▸ **SET PROBLEM**:
Identify the lines that contain the string "color" and copy all of them.

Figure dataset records
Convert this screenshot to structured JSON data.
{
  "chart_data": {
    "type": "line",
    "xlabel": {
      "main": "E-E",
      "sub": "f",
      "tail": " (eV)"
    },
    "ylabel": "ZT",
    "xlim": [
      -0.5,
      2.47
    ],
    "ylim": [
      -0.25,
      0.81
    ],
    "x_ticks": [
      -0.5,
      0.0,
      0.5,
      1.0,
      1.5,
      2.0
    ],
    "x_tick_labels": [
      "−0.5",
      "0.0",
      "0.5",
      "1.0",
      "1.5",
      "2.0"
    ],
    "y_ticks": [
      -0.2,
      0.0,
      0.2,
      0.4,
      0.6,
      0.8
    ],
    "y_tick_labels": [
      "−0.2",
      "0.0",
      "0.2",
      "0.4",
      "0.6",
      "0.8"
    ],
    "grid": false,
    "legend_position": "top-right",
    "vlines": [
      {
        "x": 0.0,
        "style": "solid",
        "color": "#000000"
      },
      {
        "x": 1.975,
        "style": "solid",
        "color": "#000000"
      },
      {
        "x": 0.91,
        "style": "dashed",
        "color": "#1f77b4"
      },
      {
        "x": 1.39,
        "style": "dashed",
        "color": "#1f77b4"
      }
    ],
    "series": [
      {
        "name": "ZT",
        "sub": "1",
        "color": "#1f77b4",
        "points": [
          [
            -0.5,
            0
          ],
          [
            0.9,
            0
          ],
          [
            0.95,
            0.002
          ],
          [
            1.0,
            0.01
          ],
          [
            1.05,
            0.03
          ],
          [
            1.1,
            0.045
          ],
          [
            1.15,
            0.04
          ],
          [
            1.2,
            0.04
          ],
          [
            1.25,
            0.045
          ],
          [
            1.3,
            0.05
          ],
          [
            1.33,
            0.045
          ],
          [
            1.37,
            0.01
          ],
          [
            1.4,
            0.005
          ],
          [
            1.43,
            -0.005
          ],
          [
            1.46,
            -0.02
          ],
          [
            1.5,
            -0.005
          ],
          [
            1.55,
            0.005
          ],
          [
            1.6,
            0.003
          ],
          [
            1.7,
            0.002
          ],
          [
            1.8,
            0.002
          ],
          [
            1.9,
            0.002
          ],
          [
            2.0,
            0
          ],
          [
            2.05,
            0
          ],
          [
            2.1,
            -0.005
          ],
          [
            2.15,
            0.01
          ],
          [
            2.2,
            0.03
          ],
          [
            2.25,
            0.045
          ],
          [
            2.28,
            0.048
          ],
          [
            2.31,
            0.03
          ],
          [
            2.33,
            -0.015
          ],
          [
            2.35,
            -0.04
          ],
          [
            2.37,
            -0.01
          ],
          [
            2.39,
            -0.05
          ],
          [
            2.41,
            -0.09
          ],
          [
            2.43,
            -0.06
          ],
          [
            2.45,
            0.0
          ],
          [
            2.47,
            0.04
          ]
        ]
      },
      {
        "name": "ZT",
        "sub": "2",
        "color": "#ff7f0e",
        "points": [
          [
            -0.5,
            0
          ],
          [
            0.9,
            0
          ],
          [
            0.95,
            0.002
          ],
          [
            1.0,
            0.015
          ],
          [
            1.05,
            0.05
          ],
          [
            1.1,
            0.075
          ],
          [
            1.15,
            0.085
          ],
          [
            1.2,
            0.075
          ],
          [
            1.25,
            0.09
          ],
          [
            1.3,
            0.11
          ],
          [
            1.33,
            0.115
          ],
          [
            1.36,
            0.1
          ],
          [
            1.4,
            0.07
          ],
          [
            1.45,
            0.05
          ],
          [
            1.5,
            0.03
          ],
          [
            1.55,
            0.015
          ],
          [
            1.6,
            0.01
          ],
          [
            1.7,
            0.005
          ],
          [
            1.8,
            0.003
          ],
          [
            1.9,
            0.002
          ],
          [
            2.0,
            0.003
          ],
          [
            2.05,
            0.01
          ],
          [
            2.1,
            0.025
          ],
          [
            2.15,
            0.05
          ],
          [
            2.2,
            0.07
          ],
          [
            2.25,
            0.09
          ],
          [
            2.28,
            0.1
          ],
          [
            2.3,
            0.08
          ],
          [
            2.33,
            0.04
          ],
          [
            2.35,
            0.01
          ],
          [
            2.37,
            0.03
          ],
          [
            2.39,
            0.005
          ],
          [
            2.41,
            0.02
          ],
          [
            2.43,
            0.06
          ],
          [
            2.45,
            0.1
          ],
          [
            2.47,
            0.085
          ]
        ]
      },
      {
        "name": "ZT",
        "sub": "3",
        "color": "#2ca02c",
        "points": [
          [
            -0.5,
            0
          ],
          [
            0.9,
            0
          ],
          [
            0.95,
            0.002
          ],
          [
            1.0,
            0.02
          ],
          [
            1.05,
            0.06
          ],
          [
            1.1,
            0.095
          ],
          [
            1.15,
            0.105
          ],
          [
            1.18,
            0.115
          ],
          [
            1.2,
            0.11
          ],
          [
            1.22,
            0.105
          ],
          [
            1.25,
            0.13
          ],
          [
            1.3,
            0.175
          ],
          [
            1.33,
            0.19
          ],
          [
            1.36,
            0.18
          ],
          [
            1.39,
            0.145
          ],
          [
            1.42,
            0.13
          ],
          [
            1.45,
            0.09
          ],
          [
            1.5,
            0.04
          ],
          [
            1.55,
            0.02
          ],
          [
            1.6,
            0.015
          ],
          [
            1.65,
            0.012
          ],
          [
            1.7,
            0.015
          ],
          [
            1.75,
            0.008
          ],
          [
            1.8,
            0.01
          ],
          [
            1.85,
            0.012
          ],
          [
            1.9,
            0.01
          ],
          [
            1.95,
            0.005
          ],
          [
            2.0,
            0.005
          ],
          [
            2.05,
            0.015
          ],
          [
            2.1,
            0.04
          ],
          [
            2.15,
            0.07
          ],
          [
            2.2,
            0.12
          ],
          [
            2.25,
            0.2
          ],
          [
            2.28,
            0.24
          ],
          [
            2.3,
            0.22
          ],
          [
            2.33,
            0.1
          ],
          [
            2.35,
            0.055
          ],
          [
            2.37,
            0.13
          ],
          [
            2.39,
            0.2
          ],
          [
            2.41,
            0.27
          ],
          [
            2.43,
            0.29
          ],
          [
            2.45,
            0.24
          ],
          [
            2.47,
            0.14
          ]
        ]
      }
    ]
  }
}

▸ **WORKED ANSWER**:
        "color": "#000000"
        "color": "#000000"
        "color": "#1f77b4"
        "color": "#1f77b4"
        "color": "#1f77b4",
        "color": "#ff7f0e",
        "color": "#2ca02c",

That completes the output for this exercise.